■ Given instruction
Images embedded in the records are excluded; print everything else exactly as given.

>> Begin

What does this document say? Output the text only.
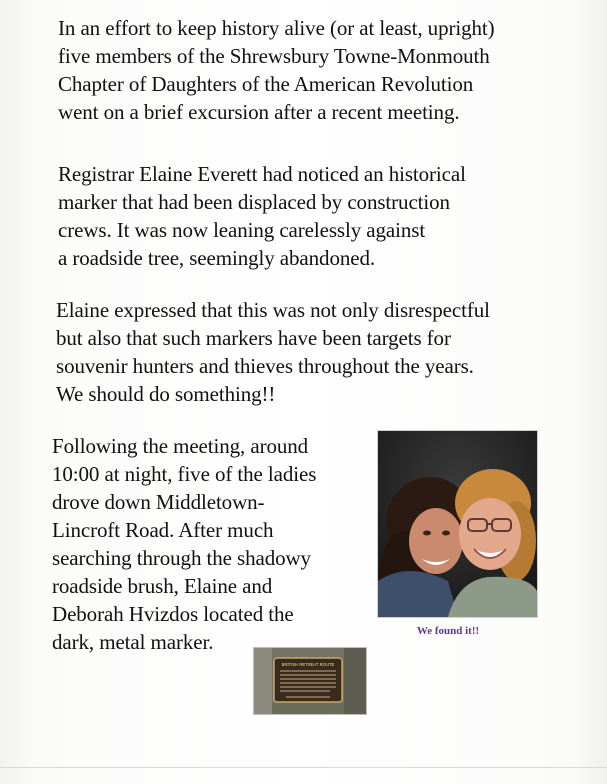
In an effort to keep history alive (or at least, upright)
five members of the Shrewsbury Towne-Monmouth
Chapter of Daughters of the American Revolution
went on a brief excursion after a recent meeting.

Registrar Elaine Everett had noticed an historical
marker that had been displaced by construction
crews. It was now leaning carelessly against
a roadside tree, seemingly abandoned.

Elaine expressed that this was not only disrespectful
but also that such markers have been targets for
souvenir hunters and thieves throughout the years.
We should do something!!

Following the meeting, around
10:00 at night, five of the ladies
drove down Middletown-
Lincroft Road. After much
searching through the shadowy
roadside brush, Elaine and
Deborah Hvizdos located the
dark, metal marker.	We found it!!
BRITISH RETREAT ROUTE
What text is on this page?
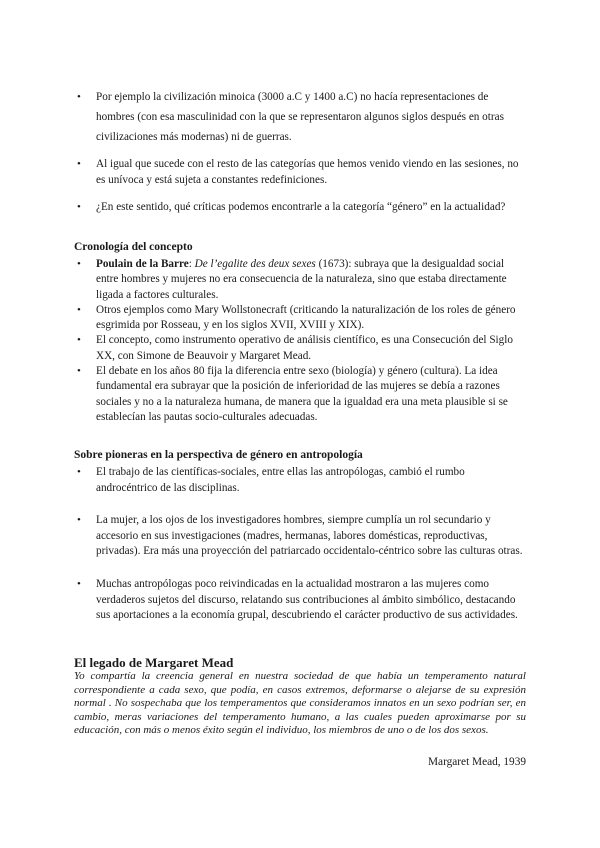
• Por ejemplo la civilización minoica (3000 a.C y 1400 a.C) no hacía representaciones de hombres (con esa masculinidad con la que se representaron algunos siglos después en otras civilizaciones más modernas) ni de guerras.
• Al igual que sucede con el resto de las categorías que hemos venido viendo en las sesiones, no es unívoca y está sujeta a constantes redefiniciones.
• ¿En este sentido, qué críticas podemos encontrarle a la categoría “género” en la actualidad?
Cronología del concepto
• Poulain de la Barre: De l’egalite des deux sexes (1673): subraya que la desigualdad social entre hombres y mujeres no era consecuencia de la naturaleza, sino que estaba directamente ligada a factores culturales.
• Otros ejemplos como Mary Wollstonecraft (criticando la naturalización de los roles de género esgrimida por Rosseau, y en los siglos XVII, XVIII y XIX).
• El concepto, como instrumento operativo de análisis científico, es una Consecución del Siglo XX, con Simone de Beauvoir y Margaret Mead.
• El debate en los años 80 fija la diferencia entre sexo (biología) y género (cultura). La idea fundamental era subrayar que la posición de inferioridad de las mujeres se debía a razones sociales y no a la naturaleza humana, de manera que la igualdad era una meta plausible si se establecían las pautas socio-culturales adecuadas.
Sobre pioneras en la perspectiva de género en antropología
• El trabajo de las científicas-sociales, entre ellas las antropólogas, cambió el rumbo androcéntrico de las disciplinas.
• La mujer, a los ojos de los investigadores hombres, siempre cumplía un rol secundario y accesorio en sus investigaciones (madres, hermanas, labores domésticas, reproductivas, privadas). Era más una proyección del patriarcado occidentalo-céntrico sobre las culturas otras.
• Muchas antropólogas poco reivindicadas en la actualidad mostraron a las mujeres como verdaderos sujetos del discurso, relatando sus contribuciones al ámbito simbólico, destacando sus aportaciones a la economía grupal, descubriendo el carácter productivo de sus actividades.
El legado de Margaret Mead
Yo compartía la creencia general en nuestra sociedad de que había un temperamento natural correspondiente a cada sexo, que podía, en casos extremos, deformarse o alejarse de su expresión normal . No sospechaba que los temperamentos que consideramos innatos en un sexo podrían ser, en cambio, meras variaciones del temperamento humano, a las cuales pueden aproximarse por su educación, con más o menos éxito según el individuo, los miembros de uno o de los dos sexos.
Margaret Mead, 1939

>> End

■ Expected answer
What does this document say? Output the text only.
In an effort to keep history alive (or at least, upright)
five members of the Shrewsbury Towne-Monmouth
Chapter of Daughters of the American Revolution
went on a brief excursion after a recent meeting.

Registrar Elaine Everett had noticed an historical
marker that had been displaced by construction
crews. It was now leaning carelessly against
a roadside tree, seemingly abandoned.

Elaine expressed that this was not only disrespectful
but also that such markers have been targets for
souvenir hunters and thieves throughout the years.
We should do something!!

Following the meeting, around
10:00 at night, five of the ladies
drove down Middletown-
Lincroft Road. After much
searching through the shadowy
roadside brush, Elaine and
Deborah Hvizdos located the
dark, metal marker.	We found it!!
BRITISH RETREAT ROUTE
What text is on this page?
• Por ejemplo la civilización minoica (3000 a.C y 1400 a.C) no hacía representaciones de hombres (con esa masculinidad con la que se representaron algunos siglos después en otras civilizaciones más modernas) ni de guerras.
• Al igual que sucede con el resto de las categorías que hemos venido viendo en las sesiones, no es unívoca y está sujeta a constantes redefiniciones.
• ¿En este sentido, qué críticas podemos encontrarle a la categoría “género” en la actualidad?
Cronología del concepto
• Poulain de la Barre: De l’egalite des deux sexes (1673): subraya que la desigualdad social entre hombres y mujeres no era consecuencia de la naturaleza, sino que estaba directamente ligada a factores culturales.
• Otros ejemplos como Mary Wollstonecraft (criticando la naturalización de los roles de género esgrimida por Rosseau, y en los siglos XVII, XVIII y XIX).
• El concepto, como instrumento operativo de análisis científico, es una Consecución del Siglo XX, con Simone de Beauvoir y Margaret Mead.
• El debate en los años 80 fija la diferencia entre sexo (biología) y género (cultura). La idea fundamental era subrayar que la posición de inferioridad de las mujeres se debía a razones sociales y no a la naturaleza humana, de manera que la igualdad era una meta plausible si se establecían las pautas socio-culturales adecuadas.
Sobre pioneras en la perspectiva de género en antropología
• El trabajo de las científicas-sociales, entre ellas las antropólogas, cambió el rumbo androcéntrico de las disciplinas.
• La mujer, a los ojos de los investigadores hombres, siempre cumplía un rol secundario y accesorio en sus investigaciones (madres, hermanas, labores domésticas, reproductivas, privadas). Era más una proyección del patriarcado occidentalo-céntrico sobre las culturas otras.
• Muchas antropólogas poco reivindicadas en la actualidad mostraron a las mujeres como verdaderos sujetos del discurso, relatando sus contribuciones al ámbito simbólico, destacando sus aportaciones a la economía grupal, descubriendo el carácter productivo de sus actividades.
El legado de Margaret Mead
Yo compartía la creencia general en nuestra sociedad de que había un temperamento natural correspondiente a cada sexo, que podía, en casos extremos, deformarse o alejarse de su expresión normal . No sospechaba que los temperamentos que consideramos innatos en un sexo podrían ser, en cambio, meras variaciones del temperamento humano, a las cuales pueden aproximarse por su educación, con más o menos éxito según el individuo, los miembros de uno o de los dos sexos.
Margaret Mead, 1939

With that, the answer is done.